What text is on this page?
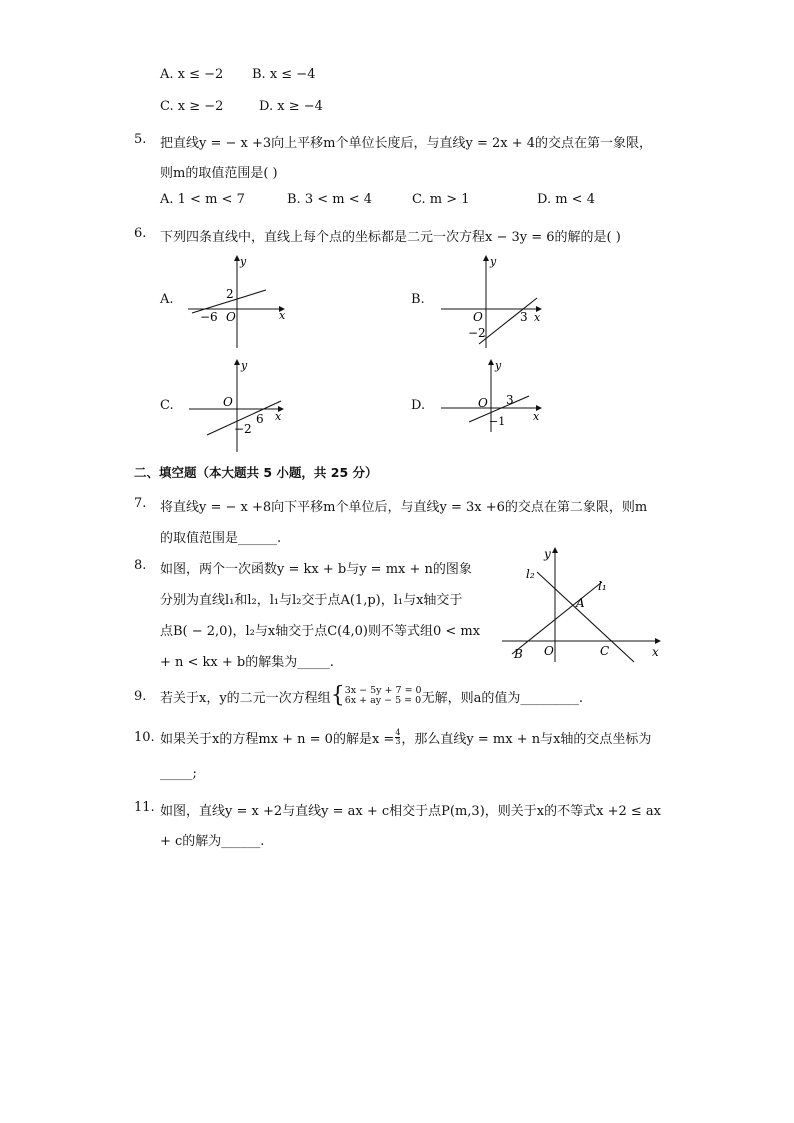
A. x ≤ −2 B. x ≤ −4
C. x ≥ −2	D. x ≥ −4
5. 把直线y = − x +3向上平移m个单位长度后，与直线y = 2x + 4的交点在第一象限，
则m的取值范围是( )
A. 1 < m < 7	B. 3 < m < 4	C. m > 1	D. m < 4
6. 下列四条直线中，直线上每个点的坐标都是二元一次方程x − 3y = 6的解的是( )
A.	B.
C.	D.
y
x
O
−6
2
y
x
O	3
−2
y
x
O
6
−2
y
x
O 3
−1
二、填空题（本大题共 5 小题，共 25 分）
7. 将直线y = − x +8向下平移m个单位后，与直线y = 3x +6的交点在第二象限，则m
的取值范围是______.
8. 如图，两个一次函数y = kx + b与y = mx + n的图象
分别为直线l₁和l₂，l₁与l₂交于点A(1,p)，l₁与x轴交于
点B( − 2,0)，l₂与x轴交于点C(4,0)则不等式组0 < mx
+ n < kx + b的解集为_____.
y
x
l₂
l₁
A
B O	C
9. 若关于x，y的二元一次方程组 { 3x − 5y + 7 = 0
6x + ay − 5 = 0 无解，则a的值为_________.
10. 如果关于x的方程mx + n = 0的解是$x = \frac{4}{3}$ ，那么直线y = mx + n与x轴的交点坐标为
_____;
11. 如图，直线y = x +2与直线y = ax + c相交于点P(m,3)，则关于x的不等式x +2 ≤ ax
+ c的解为______.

DIRECTIVE → Restate the whole listing above exactly, please, omitting every image.

ANSWER TO THE PROBLEM →
What text is on this page?
A. x ≤ −2 B. x ≤ −4
C. x ≥ −2	D. x ≥ −4
5. 把直线y = − x +3向上平移m个单位长度后，与直线y = 2x + 4的交点在第一象限，
则m的取值范围是( )
A. 1 < m < 7	B. 3 < m < 4	C. m > 1	D. m < 4
6. 下列四条直线中，直线上每个点的坐标都是二元一次方程x − 3y = 6的解的是( )
A.	B.
C.	D.
y
x
O
−6
2
y
x
O	3
−2
y
x
O
6
−2
y
x
O 3
−1
二、填空题（本大题共 5 小题，共 25 分）
7. 将直线y = − x +8向下平移m个单位后，与直线y = 3x +6的交点在第二象限，则m
的取值范围是______.
8. 如图，两个一次函数y = kx + b与y = mx + n的图象
分别为直线l₁和l₂，l₁与l₂交于点A(1,p)，l₁与x轴交于
点B( − 2,0)，l₂与x轴交于点C(4,0)则不等式组0 < mx
+ n < kx + b的解集为_____.
y
x
l₂
l₁
A
B O	C
9. 若关于x，y的二元一次方程组 { 3x − 5y + 7 = 0
6x + ay − 5 = 0 无解，则a的值为_________.
10. 如果关于x的方程mx + n = 0的解是$x = \frac{4}{3}$ ，那么直线y = mx + n与x轴的交点坐标为
_____;
11. 如图，直线y = x +2与直线y = ax + c相交于点P(m,3)，则关于x的不等式x +2 ≤ ax
+ c的解为______.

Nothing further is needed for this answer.